■ **TASK DIRECTIONS**:
Omit the images, then output each of the records below exactly.
* START PROVIDED INFORMATION *
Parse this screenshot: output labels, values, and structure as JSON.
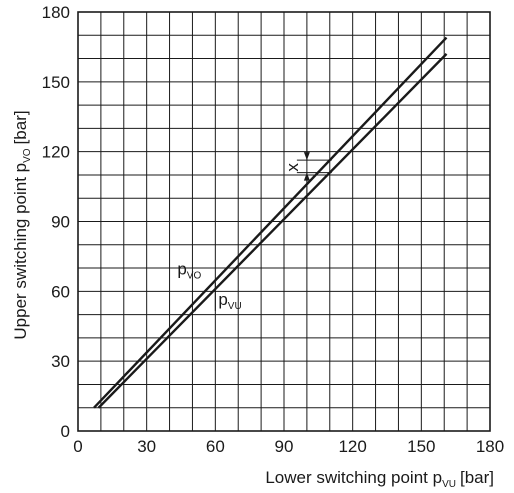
{
  "chart_data": {
    "type": "line",
    "title": "",
    "xlabel": {
      "main": "Lower switching point p",
      "sub": "VU",
      "unit": "[bar]"
    },
    "ylabel": {
      "main": "Upper switching point p",
      "sub": "VO",
      "unit": "[bar]"
    },
    "xlim": [
      0,
      180
    ],
    "ylim": [
      0,
      180
    ],
    "xticks": [
      "0",
      "30",
      "60",
      "90",
      "120",
      "150",
      "180"
    ],
    "yticks": [
      "0",
      "30",
      "60",
      "90",
      "120",
      "150",
      "180"
    ],
    "grid": true,
    "grid_step": 10,
    "series": [
      {
        "name": "VO",
        "label_main": "p",
        "label_sub": "VO",
        "x": [
          7,
          161
        ],
        "y": [
          10,
          169
        ]
      },
      {
        "name": "VU",
        "label_main": "p",
        "label_sub": "VU",
        "x": [
          9,
          161
        ],
        "y": [
          10,
          162
        ]
      }
    ],
    "annotations": [
      {
        "text": "x",
        "description": "hysteresis between upper and lower switching point",
        "at_x": 100
      }
    ]
  }
}
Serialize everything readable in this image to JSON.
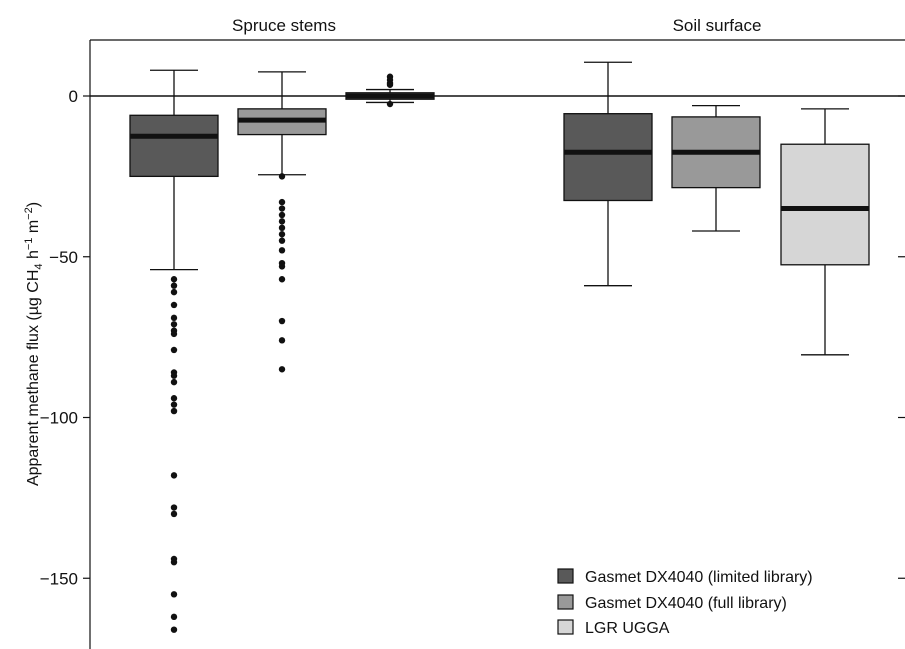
{
  "chart_data": {
    "type": "box",
    "ylabel": {
      "prefix": "Apparent methane flux (µg CH",
      "sub": "4",
      "mid1": " h",
      "sup1": "−1",
      "mid2": " m",
      "sup2": "−2",
      "suffix": ")"
    },
    "ylim": [
      -170,
      18
    ],
    "yticks": [
      {
        "value": 0,
        "label": "0"
      },
      {
        "value": -50,
        "label": "−50"
      },
      {
        "value": -100,
        "label": "−100"
      },
      {
        "value": -150,
        "label": "−150"
      }
    ],
    "zero_line": 0,
    "grid": false,
    "legend_position": "bottom-right",
    "panels": [
      {
        "title": "Spruce stems",
        "boxes": [
          {
            "series": 0,
            "whisker_high": 8,
            "q3": -6,
            "median": -12.5,
            "q1": -25,
            "whisker_low": -54,
            "outliers": [
              -57,
              -59,
              -61,
              -65,
              -69,
              -71,
              -73,
              -74,
              -79,
              -86,
              -87,
              -89,
              -94,
              -96,
              -98,
              -118,
              -128,
              -130,
              -144,
              -145,
              -155,
              -162,
              -166
            ]
          },
          {
            "series": 1,
            "whisker_high": 7.5,
            "q3": -4,
            "median": -7.5,
            "q1": -12,
            "whisker_low": -24.5,
            "outliers": [
              -25,
              -33,
              -35,
              -37,
              -39,
              -41,
              -43,
              -45,
              -48,
              -52,
              -53,
              -57,
              -70,
              -76,
              -85
            ]
          },
          {
            "series": 2,
            "whisker_high": 2,
            "q3": 1,
            "median": 0,
            "q1": -1,
            "whisker_low": -2,
            "outliers": [
              6,
              5,
              4,
              3.5,
              -2.5
            ]
          }
        ]
      },
      {
        "title": "Soil surface",
        "boxes": [
          {
            "series": 0,
            "whisker_high": 10.5,
            "q3": -5.5,
            "median": -17.5,
            "q1": -32.5,
            "whisker_low": -59,
            "outliers": []
          },
          {
            "series": 1,
            "whisker_high": -3,
            "q3": -6.5,
            "median": -17.5,
            "q1": -28.5,
            "whisker_low": -42,
            "outliers": []
          },
          {
            "series": 2,
            "whisker_high": -4,
            "q3": -15,
            "median": -35,
            "q1": -52.5,
            "whisker_low": -80.5,
            "outliers": []
          }
        ]
      }
    ],
    "series": [
      {
        "name": "Gasmet DX4040 (limited library)",
        "color": "#595959"
      },
      {
        "name": "Gasmet DX4040 (full library)",
        "color": "#999999"
      },
      {
        "name": "LGR UGGA",
        "color": "#d6d6d6"
      }
    ]
  }
}
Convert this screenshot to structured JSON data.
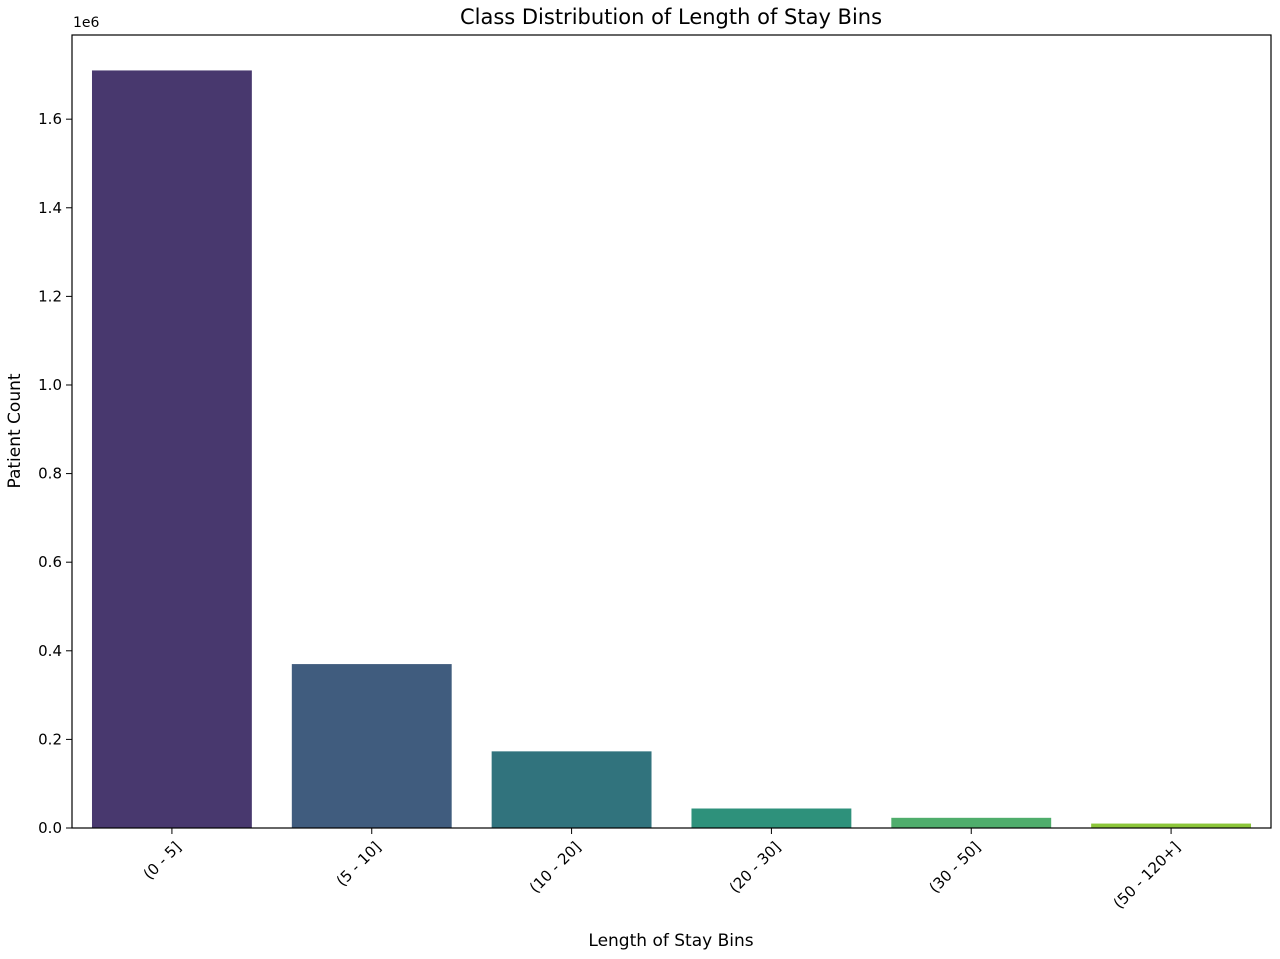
{
  "chart_data": {
    "type": "bar",
    "title": "Class Distribution of Length of Stay Bins",
    "xlabel": "Length of Stay Bins",
    "ylabel": "Patient Count",
    "y_offset_label": "1e6",
    "categories": [
      "(0 - 5]",
      "(5 - 10]",
      "(10 - 20]",
      "(20 - 30]",
      "(30 - 50]",
      "(50 - 120+]"
    ],
    "values": [
      1710000,
      370000,
      173000,
      44000,
      23000,
      10000
    ],
    "colors": [
      "#48386e",
      "#405c7e",
      "#31737d",
      "#2e917b",
      "#4fad6c",
      "#8cc63a"
    ],
    "ylim": [
      0,
      1790000
    ],
    "yticks": [
      0,
      200000,
      400000,
      600000,
      800000,
      1000000,
      1200000,
      1400000,
      1600000
    ],
    "ytick_labels": [
      "0.0",
      "0.2",
      "0.4",
      "0.6",
      "0.8",
      "1.0",
      "1.2",
      "1.4",
      "1.6"
    ],
    "grid": false,
    "legend": "none"
  }
}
* END PROVIDED INFORMATION *
■ **FINISHED EXERCISE**:
Parse this screenshot: output labels, values, and structure as JSON.
{
  "chart_data": {
    "type": "line",
    "title": "",
    "xlabel": {
      "main": "Lower switching point p",
      "sub": "VU",
      "unit": "[bar]"
    },
    "ylabel": {
      "main": "Upper switching point p",
      "sub": "VO",
      "unit": "[bar]"
    },
    "xlim": [
      0,
      180
    ],
    "ylim": [
      0,
      180
    ],
    "xticks": [
      "0",
      "30",
      "60",
      "90",
      "120",
      "150",
      "180"
    ],
    "yticks": [
      "0",
      "30",
      "60",
      "90",
      "120",
      "150",
      "180"
    ],
    "grid": true,
    "grid_step": 10,
    "series": [
      {
        "name": "VO",
        "label_main": "p",
        "label_sub": "VO",
        "x": [
          7,
          161
        ],
        "y": [
          10,
          169
        ]
      },
      {
        "name": "VU",
        "label_main": "p",
        "label_sub": "VU",
        "x": [
          9,
          161
        ],
        "y": [
          10,
          162
        ]
      }
    ],
    "annotations": [
      {
        "text": "x",
        "description": "hysteresis between upper and lower switching point",
        "at_x": 100
      }
    ]
  }
}
Serialize everything readable in this image to JSON.
{
  "chart_data": {
    "type": "box",
    "ylabel": {
      "prefix": "Apparent methane flux (µg CH",
      "sub": "4",
      "mid1": " h",
      "sup1": "−1",
      "mid2": " m",
      "sup2": "−2",
      "suffix": ")"
    },
    "ylim": [
      -170,
      18
    ],
    "yticks": [
      {
        "value": 0,
        "label": "0"
      },
      {
        "value": -50,
        "label": "−50"
      },
      {
        "value": -100,
        "label": "−100"
      },
      {
        "value": -150,
        "label": "−150"
      }
    ],
    "zero_line": 0,
    "grid": false,
    "legend_position": "bottom-right",
    "panels": [
      {
        "title": "Spruce stems",
        "boxes": [
          {
            "series": 0,
            "whisker_high": 8,
            "q3": -6,
            "median": -12.5,
            "q1": -25,
            "whisker_low": -54,
            "outliers": [
              -57,
              -59,
              -61,
              -65,
              -69,
              -71,
              -73,
              -74,
              -79,
              -86,
              -87,
              -89,
              -94,
              -96,
              -98,
              -118,
              -128,
              -130,
              -144,
              -145,
              -155,
              -162,
              -166
            ]
          },
          {
            "series": 1,
            "whisker_high": 7.5,
            "q3": -4,
            "median": -7.5,
            "q1": -12,
            "whisker_low": -24.5,
            "outliers": [
              -25,
              -33,
              -35,
              -37,
              -39,
              -41,
              -43,
              -45,
              -48,
              -52,
              -53,
              -57,
              -70,
              -76,
              -85
            ]
          },
          {
            "series": 2,
            "whisker_high": 2,
            "q3": 1,
            "median": 0,
            "q1": -1,
            "whisker_low": -2,
            "outliers": [
              6,
              5,
              4,
              3.5,
              -2.5
            ]
          }
        ]
      },
      {
        "title": "Soil surface",
        "boxes": [
          {
            "series": 0,
            "whisker_high": 10.5,
            "q3": -5.5,
            "median": -17.5,
            "q1": -32.5,
            "whisker_low": -59,
            "outliers": []
          },
          {
            "series": 1,
            "whisker_high": -3,
            "q3": -6.5,
            "median": -17.5,
            "q1": -28.5,
            "whisker_low": -42,
            "outliers": []
          },
          {
            "series": 2,
            "whisker_high": -4,
            "q3": -15,
            "median": -35,
            "q1": -52.5,
            "whisker_low": -80.5,
            "outliers": []
          }
        ]
      }
    ],
    "series": [
      {
        "name": "Gasmet DX4040 (limited library)",
        "color": "#595959"
      },
      {
        "name": "Gasmet DX4040 (full library)",
        "color": "#999999"
      },
      {
        "name": "LGR UGGA",
        "color": "#d6d6d6"
      }
    ]
  }
}
Convert this screenshot to structured JSON data.
{
  "chart_data": {
    "type": "bar",
    "title": "Class Distribution of Length of Stay Bins",
    "xlabel": "Length of Stay Bins",
    "ylabel": "Patient Count",
    "y_offset_label": "1e6",
    "categories": [
      "(0 - 5]",
      "(5 - 10]",
      "(10 - 20]",
      "(20 - 30]",
      "(30 - 50]",
      "(50 - 120+]"
    ],
    "values": [
      1710000,
      370000,
      173000,
      44000,
      23000,
      10000
    ],
    "colors": [
      "#48386e",
      "#405c7e",
      "#31737d",
      "#2e917b",
      "#4fad6c",
      "#8cc63a"
    ],
    "ylim": [
      0,
      1790000
    ],
    "yticks": [
      0,
      200000,
      400000,
      600000,
      800000,
      1000000,
      1200000,
      1400000,
      1600000
    ],
    "ytick_labels": [
      "0.0",
      "0.2",
      "0.4",
      "0.6",
      "0.8",
      "1.0",
      "1.2",
      "1.4",
      "1.6"
    ],
    "grid": false,
    "legend": "none"
  }
}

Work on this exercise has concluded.